Begin The input
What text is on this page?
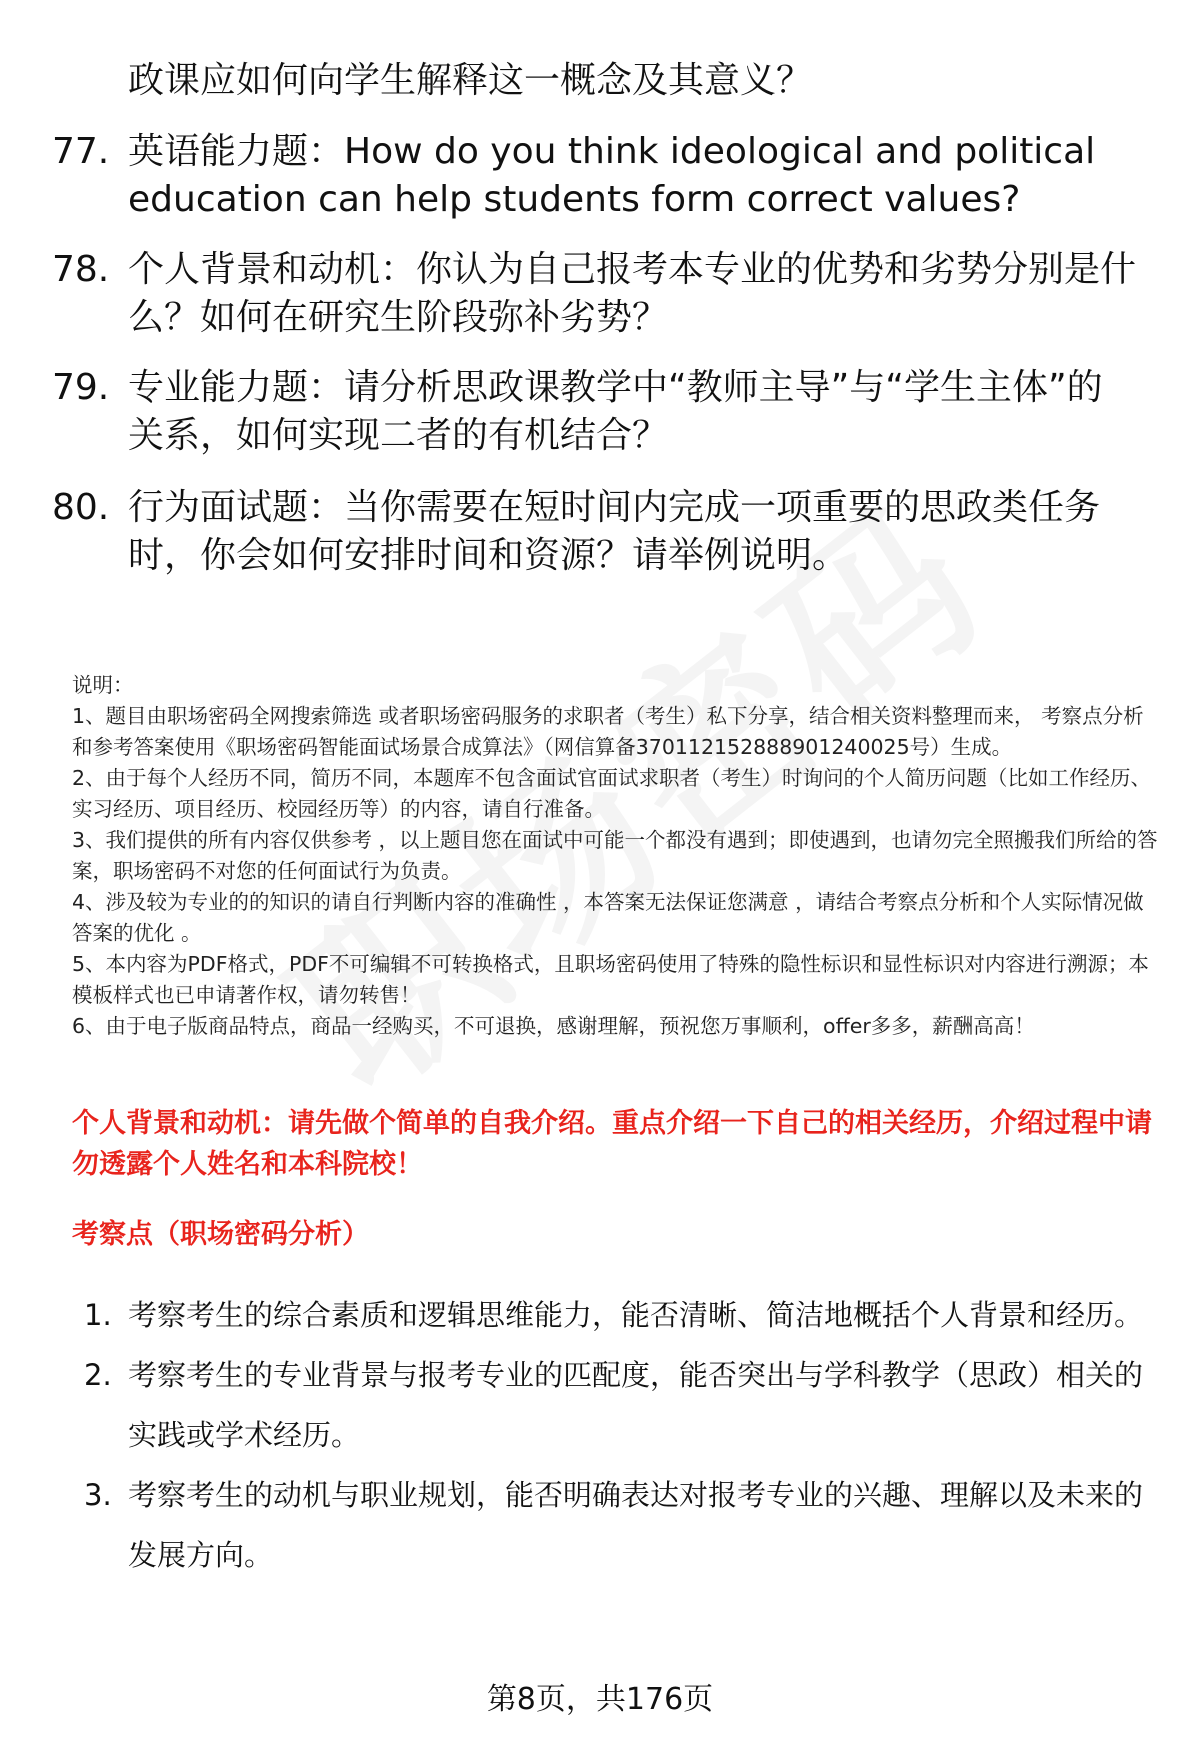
政课应如何向学生解释这一概念及其意义？

77. 英语能力题：How do you think ideological and political education can help students form correct values?
78. 个人背景和动机：你认为自己报考本专业的优势和劣势分别是什么？如何在研究生阶段弥补劣势？
79. 专业能力题：请分析思政课教学中“教师主导”与“学生主体”的关系，如何实现二者的有机结合？
80. 行为面试题：当你需要在短时间内完成一项重要的思政类任务时，你会如何安排时间和资源？请举例说明。

说明：

1、题目由职场密码全网搜索筛选 或者职场密码服务的求职者（考生）私下分享，结合相关资料整理而来， 考察点分析和参考答案使用《职场密码智能面试场景合成算法》（网信算备370112152888901240025号）生成。

2、由于每个人经历不同，简历不同，本题库不包含面试官面试求职者（考生）时询问的个人简历问题（比如工作经历、实习经历、项目经历、校园经历等）的内容，请自行准备。

3、我们提供的所有内容仅供参考 ，以上题目您在面试中可能一个都没有遇到；即使遇到，也请勿完全照搬我们所给的答案，职场密码不对您的任何面试行为负责。

4、涉及较为专业的的知识的请自行判断内容的准确性 ，本答案无法保证您满意 ，请结合考察点分析和个人实际情况做答案的优化 。

5、本内容为PDF格式，PDF不可编辑不可转换格式，且职场密码使用了特殊的隐性标识和显性标识对内容进行溯源；本模板样式也已申请著作权，请勿转售！

6、由于电子版商品特点，商品一经购买，不可退换，感谢理解，预祝您万事顺利，offer多多，薪酬高高！

个人背景和动机：请先做个简单的自我介绍。重点介绍一下自己的相关经历，介绍过程中请勿透露个人姓名和本科院校！

考察点（职场密码分析）

1. 考察考生的综合素质和逻辑思维能力，能否清晰、简洁地概括个人背景和经历。
2. 考察考生的专业背景与报考专业的匹配度，能否突出与学科教学（思政）相关的实践或学术经历。
3. 考察考生的动机与职业规划，能否明确表达对报考专业的兴趣、理解以及未来的发展方向。
第8页，共176页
End The input
**What you need to do:** Verbatim reproduction of every record is required; images are left out.

**The response:**
What text is on this page?
政课应如何向学生解释这一概念及其意义？

77. 英语能力题：How do you think ideological and political education can help students form correct values?
78. 个人背景和动机：你认为自己报考本专业的优势和劣势分别是什么？如何在研究生阶段弥补劣势？
79. 专业能力题：请分析思政课教学中“教师主导”与“学生主体”的关系，如何实现二者的有机结合？
80. 行为面试题：当你需要在短时间内完成一项重要的思政类任务时，你会如何安排时间和资源？请举例说明。

说明：

1、题目由职场密码全网搜索筛选 或者职场密码服务的求职者（考生）私下分享，结合相关资料整理而来， 考察点分析和参考答案使用《职场密码智能面试场景合成算法》（网信算备370112152888901240025号）生成。

2、由于每个人经历不同，简历不同，本题库不包含面试官面试求职者（考生）时询问的个人简历问题（比如工作经历、实习经历、项目经历、校园经历等）的内容，请自行准备。

3、我们提供的所有内容仅供参考 ，以上题目您在面试中可能一个都没有遇到；即使遇到，也请勿完全照搬我们所给的答案，职场密码不对您的任何面试行为负责。

4、涉及较为专业的的知识的请自行判断内容的准确性 ，本答案无法保证您满意 ，请结合考察点分析和个人实际情况做答案的优化 。

5、本内容为PDF格式，PDF不可编辑不可转换格式，且职场密码使用了特殊的隐性标识和显性标识对内容进行溯源；本模板样式也已申请著作权，请勿转售！

6、由于电子版商品特点，商品一经购买，不可退换，感谢理解，预祝您万事顺利，offer多多，薪酬高高！

个人背景和动机：请先做个简单的自我介绍。重点介绍一下自己的相关经历，介绍过程中请勿透露个人姓名和本科院校！

考察点（职场密码分析）

1. 考察考生的综合素质和逻辑思维能力，能否清晰、简洁地概括个人背景和经历。
2. 考察考生的专业背景与报考专业的匹配度，能否突出与学科教学（思政）相关的实践或学术经历。
3. 考察考生的动机与职业规划，能否明确表达对报考专业的兴趣、理解以及未来的发展方向。
第8页，共176页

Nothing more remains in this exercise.